(Dataset rows about figures)
┏━━

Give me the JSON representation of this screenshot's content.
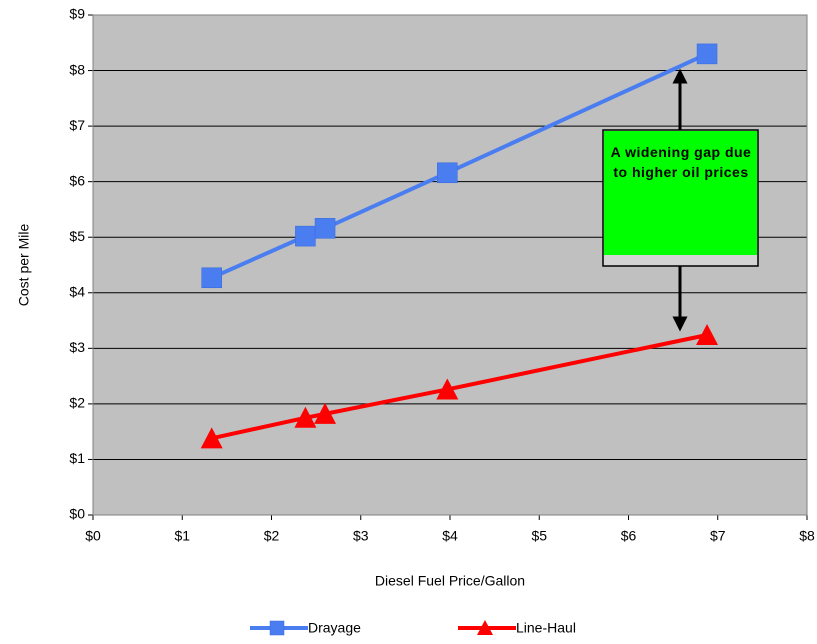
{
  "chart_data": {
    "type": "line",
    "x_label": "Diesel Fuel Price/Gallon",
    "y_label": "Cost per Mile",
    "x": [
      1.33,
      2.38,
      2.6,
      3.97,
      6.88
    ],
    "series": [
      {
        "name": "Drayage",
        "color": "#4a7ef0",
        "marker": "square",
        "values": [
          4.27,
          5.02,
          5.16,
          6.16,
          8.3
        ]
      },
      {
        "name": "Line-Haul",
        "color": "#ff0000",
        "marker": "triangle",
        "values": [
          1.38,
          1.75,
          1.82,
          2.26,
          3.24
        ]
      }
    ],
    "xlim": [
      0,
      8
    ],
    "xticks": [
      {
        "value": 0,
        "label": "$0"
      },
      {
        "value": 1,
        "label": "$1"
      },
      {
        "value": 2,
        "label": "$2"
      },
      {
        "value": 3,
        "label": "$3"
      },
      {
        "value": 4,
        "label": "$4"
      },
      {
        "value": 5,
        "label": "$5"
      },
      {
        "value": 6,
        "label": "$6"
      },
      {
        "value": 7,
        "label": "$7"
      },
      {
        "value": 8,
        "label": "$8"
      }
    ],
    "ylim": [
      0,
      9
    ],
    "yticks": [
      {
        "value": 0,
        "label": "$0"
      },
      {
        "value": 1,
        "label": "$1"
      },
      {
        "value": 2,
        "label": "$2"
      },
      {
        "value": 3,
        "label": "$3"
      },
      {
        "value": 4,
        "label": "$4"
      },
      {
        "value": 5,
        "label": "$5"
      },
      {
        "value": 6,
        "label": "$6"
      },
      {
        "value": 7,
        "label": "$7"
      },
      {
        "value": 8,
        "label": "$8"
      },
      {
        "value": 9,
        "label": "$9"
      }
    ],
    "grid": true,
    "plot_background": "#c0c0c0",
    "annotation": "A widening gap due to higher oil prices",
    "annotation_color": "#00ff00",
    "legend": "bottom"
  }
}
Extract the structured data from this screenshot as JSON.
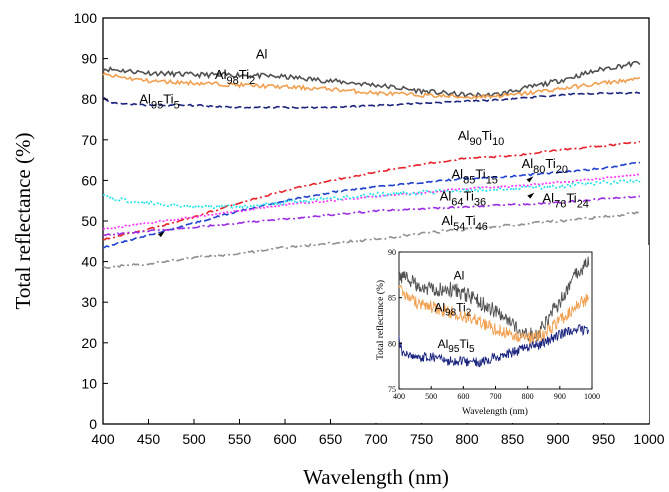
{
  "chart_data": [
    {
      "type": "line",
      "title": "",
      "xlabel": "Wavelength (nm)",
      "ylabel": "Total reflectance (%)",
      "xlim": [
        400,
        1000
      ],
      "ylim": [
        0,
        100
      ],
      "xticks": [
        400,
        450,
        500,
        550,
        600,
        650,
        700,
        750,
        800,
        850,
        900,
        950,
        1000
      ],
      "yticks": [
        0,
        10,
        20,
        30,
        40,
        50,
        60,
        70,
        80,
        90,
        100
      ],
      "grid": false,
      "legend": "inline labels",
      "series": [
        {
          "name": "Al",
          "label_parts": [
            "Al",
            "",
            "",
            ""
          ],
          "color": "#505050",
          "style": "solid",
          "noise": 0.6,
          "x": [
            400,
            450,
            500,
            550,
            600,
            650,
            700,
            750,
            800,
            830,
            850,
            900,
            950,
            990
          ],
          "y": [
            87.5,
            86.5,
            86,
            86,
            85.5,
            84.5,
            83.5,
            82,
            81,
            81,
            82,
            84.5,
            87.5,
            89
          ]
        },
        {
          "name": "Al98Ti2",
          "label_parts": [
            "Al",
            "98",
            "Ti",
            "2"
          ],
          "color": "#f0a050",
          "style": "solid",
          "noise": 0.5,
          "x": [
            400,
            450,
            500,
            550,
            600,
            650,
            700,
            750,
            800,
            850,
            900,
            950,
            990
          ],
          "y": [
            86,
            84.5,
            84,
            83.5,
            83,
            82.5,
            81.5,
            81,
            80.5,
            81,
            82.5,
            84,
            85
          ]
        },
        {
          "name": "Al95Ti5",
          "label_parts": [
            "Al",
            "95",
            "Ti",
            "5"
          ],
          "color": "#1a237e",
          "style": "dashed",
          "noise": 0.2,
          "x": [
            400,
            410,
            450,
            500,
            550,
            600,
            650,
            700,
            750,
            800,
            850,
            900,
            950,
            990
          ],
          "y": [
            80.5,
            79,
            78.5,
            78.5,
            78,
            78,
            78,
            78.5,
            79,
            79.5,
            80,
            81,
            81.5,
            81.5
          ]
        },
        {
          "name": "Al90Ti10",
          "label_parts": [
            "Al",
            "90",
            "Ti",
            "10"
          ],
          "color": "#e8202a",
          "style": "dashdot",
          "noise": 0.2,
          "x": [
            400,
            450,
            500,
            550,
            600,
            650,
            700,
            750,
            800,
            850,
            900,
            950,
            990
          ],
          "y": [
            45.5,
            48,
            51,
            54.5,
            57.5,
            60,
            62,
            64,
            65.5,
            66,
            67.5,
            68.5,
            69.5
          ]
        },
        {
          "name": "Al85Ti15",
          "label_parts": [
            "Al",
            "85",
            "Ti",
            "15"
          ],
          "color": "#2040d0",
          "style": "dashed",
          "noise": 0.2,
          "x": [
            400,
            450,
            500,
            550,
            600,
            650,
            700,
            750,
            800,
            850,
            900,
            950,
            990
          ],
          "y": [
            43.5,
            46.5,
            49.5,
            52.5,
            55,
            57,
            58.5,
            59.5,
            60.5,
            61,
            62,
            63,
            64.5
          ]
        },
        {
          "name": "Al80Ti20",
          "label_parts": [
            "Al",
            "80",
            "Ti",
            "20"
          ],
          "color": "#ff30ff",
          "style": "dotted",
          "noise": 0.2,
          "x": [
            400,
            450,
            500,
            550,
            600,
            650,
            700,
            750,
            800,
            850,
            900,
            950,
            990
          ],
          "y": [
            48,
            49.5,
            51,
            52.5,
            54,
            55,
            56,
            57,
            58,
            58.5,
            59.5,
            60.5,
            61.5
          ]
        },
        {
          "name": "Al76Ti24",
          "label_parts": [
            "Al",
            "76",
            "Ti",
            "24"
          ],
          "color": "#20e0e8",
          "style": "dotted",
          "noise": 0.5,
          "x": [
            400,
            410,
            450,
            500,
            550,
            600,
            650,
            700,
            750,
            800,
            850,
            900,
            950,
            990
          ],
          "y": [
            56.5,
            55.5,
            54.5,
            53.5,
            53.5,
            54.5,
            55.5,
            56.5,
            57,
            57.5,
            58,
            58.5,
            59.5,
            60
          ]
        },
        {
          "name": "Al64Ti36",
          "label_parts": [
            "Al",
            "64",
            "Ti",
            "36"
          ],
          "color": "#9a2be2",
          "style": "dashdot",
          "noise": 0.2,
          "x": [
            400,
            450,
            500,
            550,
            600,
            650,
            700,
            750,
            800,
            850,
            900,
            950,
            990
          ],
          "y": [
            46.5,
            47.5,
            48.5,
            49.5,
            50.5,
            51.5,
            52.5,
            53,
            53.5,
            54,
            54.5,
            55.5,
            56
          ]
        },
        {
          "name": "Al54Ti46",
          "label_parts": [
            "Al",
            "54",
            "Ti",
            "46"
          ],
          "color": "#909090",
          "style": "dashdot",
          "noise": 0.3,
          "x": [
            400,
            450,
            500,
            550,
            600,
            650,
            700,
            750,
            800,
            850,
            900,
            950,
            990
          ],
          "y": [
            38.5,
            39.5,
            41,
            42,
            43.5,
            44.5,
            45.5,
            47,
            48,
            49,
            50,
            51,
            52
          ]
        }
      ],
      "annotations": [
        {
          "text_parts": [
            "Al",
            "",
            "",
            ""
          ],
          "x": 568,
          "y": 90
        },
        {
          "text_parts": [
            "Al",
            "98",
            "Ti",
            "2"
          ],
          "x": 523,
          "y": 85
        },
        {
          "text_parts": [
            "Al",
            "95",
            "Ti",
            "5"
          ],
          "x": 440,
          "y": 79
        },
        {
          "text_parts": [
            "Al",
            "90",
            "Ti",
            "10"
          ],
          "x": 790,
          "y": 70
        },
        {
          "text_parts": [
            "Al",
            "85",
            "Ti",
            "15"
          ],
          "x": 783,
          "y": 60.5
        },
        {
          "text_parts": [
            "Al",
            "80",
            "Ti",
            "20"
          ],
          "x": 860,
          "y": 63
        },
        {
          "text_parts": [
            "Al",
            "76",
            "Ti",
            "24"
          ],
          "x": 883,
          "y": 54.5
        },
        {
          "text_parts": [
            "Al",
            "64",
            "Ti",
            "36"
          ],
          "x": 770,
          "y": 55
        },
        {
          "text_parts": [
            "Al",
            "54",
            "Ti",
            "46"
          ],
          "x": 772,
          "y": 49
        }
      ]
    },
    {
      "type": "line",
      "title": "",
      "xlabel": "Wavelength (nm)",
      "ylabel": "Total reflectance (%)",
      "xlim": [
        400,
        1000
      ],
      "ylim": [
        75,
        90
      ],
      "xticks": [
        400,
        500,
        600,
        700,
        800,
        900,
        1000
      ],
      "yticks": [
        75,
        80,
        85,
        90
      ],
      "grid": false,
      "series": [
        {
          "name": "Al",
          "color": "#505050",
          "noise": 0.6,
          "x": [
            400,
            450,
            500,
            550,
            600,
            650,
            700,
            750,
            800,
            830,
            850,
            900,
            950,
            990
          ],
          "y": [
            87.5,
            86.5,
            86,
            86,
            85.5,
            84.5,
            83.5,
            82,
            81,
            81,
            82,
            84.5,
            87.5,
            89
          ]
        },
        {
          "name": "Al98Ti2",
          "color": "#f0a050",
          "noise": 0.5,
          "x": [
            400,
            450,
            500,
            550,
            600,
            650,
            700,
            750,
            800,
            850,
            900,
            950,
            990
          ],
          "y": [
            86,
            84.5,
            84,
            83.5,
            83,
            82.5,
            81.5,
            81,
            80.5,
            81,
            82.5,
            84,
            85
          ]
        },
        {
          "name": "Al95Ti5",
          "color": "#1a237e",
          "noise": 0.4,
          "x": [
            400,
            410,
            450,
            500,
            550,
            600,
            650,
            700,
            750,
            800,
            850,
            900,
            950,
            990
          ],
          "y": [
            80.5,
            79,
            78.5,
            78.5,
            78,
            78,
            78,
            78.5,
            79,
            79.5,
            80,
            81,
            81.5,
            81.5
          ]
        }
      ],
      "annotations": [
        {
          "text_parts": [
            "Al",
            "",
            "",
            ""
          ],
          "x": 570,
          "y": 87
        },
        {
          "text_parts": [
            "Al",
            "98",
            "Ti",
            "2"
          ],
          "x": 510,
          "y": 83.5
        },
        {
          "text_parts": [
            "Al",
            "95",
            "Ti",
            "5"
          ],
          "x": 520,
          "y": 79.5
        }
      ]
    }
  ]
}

┗━━

• **SHORT PROBLEM**
State how many lines of the listing above hold the word "legend", with nothing but the number.

• **ANSWER FOR THIS EXERCISE**
2